> [TASK INSTRUCTIONS] Locate the line containing "Give me a plain-text" in the data below. Reproduce it and every following line up to the end, exactly as given.
----
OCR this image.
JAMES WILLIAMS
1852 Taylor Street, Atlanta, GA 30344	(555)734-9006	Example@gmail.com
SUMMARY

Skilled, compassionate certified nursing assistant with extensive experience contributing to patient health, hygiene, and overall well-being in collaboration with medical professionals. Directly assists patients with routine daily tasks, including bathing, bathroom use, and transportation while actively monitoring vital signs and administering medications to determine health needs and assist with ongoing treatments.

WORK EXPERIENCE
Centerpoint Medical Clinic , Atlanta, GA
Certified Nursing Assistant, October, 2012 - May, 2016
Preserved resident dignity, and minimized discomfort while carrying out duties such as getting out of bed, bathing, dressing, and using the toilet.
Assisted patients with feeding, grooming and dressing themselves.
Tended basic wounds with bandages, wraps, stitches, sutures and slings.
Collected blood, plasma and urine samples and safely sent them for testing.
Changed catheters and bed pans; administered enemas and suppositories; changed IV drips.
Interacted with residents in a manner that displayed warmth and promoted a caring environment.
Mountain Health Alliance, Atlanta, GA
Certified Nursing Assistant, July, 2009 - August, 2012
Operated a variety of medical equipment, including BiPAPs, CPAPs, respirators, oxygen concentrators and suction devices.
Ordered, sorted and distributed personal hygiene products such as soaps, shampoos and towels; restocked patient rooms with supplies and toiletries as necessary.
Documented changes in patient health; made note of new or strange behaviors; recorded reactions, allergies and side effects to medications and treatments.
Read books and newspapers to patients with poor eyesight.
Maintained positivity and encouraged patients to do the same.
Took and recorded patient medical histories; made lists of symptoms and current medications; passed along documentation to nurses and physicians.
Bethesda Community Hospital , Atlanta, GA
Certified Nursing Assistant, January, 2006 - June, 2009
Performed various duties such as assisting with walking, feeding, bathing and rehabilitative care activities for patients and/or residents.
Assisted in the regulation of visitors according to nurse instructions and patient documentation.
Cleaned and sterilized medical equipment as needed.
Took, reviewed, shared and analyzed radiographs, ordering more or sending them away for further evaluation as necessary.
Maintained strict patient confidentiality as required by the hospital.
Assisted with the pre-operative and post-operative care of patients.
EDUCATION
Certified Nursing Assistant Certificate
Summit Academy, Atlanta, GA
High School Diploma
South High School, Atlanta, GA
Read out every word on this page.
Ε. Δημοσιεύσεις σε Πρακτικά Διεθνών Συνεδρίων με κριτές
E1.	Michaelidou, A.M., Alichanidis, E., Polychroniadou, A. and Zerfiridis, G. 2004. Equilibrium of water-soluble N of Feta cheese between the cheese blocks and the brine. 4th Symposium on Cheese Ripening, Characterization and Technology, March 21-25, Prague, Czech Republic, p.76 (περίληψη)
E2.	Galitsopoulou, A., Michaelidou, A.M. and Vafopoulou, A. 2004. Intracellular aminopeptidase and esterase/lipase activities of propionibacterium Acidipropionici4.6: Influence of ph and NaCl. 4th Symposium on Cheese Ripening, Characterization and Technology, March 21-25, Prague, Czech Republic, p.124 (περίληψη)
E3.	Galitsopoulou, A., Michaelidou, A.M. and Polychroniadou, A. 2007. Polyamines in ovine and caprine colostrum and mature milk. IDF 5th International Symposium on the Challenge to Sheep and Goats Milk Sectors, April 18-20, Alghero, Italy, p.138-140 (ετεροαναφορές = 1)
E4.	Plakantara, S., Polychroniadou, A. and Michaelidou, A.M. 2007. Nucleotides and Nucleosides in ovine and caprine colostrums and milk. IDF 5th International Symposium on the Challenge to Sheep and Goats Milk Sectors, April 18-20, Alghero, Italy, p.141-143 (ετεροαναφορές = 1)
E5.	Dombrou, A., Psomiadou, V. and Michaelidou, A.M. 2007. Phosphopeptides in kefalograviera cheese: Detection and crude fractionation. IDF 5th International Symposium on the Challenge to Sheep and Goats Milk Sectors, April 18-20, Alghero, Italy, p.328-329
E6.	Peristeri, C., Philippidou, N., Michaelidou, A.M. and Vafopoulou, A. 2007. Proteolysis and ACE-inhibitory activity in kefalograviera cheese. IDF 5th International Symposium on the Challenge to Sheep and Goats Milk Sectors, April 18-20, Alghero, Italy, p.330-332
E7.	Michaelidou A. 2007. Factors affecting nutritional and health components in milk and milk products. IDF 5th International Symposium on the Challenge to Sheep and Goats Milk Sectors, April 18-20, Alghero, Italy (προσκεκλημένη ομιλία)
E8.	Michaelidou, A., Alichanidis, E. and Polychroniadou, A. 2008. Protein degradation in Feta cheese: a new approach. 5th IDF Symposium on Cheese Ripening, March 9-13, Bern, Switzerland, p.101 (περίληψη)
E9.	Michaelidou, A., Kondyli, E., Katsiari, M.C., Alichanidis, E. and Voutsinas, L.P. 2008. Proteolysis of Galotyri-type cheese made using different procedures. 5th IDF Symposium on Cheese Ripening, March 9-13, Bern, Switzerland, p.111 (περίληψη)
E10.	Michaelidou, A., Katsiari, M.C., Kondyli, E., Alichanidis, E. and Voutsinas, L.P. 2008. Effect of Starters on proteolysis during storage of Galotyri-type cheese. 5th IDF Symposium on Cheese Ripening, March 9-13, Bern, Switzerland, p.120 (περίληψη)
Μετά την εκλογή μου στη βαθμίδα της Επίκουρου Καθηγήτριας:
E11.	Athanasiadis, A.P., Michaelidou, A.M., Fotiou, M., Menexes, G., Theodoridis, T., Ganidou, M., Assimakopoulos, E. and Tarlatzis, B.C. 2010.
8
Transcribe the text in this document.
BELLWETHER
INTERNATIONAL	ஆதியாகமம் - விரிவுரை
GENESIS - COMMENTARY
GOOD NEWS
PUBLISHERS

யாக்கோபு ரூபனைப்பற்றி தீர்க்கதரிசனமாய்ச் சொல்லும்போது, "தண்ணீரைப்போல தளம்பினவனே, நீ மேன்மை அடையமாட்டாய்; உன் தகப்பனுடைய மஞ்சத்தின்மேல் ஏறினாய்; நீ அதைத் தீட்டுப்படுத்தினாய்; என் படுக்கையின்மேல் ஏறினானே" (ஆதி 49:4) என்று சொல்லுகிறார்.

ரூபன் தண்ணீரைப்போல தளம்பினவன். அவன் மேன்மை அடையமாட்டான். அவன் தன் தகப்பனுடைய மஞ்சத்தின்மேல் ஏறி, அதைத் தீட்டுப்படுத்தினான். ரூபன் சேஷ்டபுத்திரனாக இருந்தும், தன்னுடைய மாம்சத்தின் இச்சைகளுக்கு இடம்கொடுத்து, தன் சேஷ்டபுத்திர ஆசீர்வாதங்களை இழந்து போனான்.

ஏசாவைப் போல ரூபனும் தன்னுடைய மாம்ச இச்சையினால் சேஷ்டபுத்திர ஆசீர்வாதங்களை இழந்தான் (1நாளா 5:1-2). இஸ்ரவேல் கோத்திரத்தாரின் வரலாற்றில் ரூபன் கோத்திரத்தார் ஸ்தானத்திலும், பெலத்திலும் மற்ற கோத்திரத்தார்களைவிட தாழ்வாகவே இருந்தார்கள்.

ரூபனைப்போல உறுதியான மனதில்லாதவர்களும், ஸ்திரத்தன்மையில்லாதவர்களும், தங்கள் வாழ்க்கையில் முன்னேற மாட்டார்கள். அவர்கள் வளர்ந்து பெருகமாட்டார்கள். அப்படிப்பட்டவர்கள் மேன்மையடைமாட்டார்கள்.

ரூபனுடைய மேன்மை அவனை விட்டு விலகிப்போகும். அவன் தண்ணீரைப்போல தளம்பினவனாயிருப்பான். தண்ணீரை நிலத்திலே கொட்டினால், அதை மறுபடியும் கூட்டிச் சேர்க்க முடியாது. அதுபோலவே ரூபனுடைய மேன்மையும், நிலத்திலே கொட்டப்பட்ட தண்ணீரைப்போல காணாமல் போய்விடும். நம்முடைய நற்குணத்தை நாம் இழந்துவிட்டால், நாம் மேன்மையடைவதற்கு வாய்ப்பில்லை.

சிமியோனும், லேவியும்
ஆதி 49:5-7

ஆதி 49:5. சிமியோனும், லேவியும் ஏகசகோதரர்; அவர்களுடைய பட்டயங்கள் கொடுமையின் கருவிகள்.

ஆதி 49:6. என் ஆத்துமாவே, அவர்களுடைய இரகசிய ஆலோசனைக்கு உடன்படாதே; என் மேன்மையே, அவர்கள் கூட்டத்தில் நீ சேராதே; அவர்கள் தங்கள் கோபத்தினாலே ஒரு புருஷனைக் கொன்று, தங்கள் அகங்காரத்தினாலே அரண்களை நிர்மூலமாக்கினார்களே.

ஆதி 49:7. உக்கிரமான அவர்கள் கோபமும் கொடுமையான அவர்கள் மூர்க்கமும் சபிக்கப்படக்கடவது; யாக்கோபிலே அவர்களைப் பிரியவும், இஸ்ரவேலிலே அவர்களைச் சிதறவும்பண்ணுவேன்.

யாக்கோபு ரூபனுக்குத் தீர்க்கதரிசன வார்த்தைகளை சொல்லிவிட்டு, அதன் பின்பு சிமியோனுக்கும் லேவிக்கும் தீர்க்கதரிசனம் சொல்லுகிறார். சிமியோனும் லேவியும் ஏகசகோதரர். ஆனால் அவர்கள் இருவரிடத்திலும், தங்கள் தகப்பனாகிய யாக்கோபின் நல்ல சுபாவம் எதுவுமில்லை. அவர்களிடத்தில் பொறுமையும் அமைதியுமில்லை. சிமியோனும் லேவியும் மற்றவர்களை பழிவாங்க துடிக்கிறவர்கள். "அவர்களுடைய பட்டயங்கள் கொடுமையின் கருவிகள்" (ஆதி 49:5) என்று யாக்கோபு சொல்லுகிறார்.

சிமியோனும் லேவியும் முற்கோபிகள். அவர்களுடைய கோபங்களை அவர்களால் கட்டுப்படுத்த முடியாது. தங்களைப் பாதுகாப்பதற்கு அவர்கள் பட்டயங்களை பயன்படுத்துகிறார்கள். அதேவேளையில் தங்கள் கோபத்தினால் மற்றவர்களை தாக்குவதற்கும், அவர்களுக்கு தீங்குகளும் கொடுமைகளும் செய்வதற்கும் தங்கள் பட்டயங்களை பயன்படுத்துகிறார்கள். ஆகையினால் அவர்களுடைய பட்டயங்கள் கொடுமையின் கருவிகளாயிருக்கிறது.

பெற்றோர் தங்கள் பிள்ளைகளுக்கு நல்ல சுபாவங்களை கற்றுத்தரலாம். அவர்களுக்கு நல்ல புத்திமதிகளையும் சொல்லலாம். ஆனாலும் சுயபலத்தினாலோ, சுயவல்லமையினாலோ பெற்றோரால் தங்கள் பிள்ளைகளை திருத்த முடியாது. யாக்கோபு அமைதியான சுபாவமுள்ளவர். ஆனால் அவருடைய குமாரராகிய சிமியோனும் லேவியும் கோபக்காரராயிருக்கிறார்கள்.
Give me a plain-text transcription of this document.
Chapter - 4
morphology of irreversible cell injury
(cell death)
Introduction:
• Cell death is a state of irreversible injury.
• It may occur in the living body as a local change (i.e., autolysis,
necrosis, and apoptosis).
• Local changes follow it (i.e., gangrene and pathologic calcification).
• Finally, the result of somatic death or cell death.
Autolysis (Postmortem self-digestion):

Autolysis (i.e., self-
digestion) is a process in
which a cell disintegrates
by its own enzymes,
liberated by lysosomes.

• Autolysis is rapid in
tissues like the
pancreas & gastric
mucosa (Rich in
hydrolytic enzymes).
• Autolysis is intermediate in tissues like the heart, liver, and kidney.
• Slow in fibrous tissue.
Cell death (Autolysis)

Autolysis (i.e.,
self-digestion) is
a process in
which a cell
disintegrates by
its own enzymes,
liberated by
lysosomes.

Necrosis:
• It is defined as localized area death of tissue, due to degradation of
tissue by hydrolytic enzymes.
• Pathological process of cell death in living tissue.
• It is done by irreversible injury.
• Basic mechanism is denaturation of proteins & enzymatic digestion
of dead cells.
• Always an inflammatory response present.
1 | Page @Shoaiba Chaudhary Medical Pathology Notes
----
> [ANSWER SPACE]
Give me a plain-text transcription of this document.
Chapter - 4
morphology of irreversible cell injury
(cell death)
Introduction:
• Cell death is a state of irreversible injury.
• It may occur in the living body as a local change (i.e., autolysis,
necrosis, and apoptosis).
• Local changes follow it (i.e., gangrene and pathologic calcification).
• Finally, the result of somatic death or cell death.
Autolysis (Postmortem self-digestion):

Autolysis (i.e., self-
digestion) is a process in
which a cell disintegrates
by its own enzymes,
liberated by lysosomes.

• Autolysis is rapid in
tissues like the
pancreas & gastric
mucosa (Rich in
hydrolytic enzymes).
• Autolysis is intermediate in tissues like the heart, liver, and kidney.
• Slow in fibrous tissue.
Cell death (Autolysis)

Autolysis (i.e.,
self-digestion) is
a process in
which a cell
disintegrates by
its own enzymes,
liberated by
lysosomes.

Necrosis:
• It is defined as localized area death of tissue, due to degradation of
tissue by hydrolytic enzymes.
• Pathological process of cell death in living tissue.
• It is done by irreversible injury.
• Basic mechanism is denaturation of proteins & enzymatic digestion
of dead cells.
• Always an inflammatory response present.
1 | Page @Shoaiba Chaudhary Medical Pathology Notes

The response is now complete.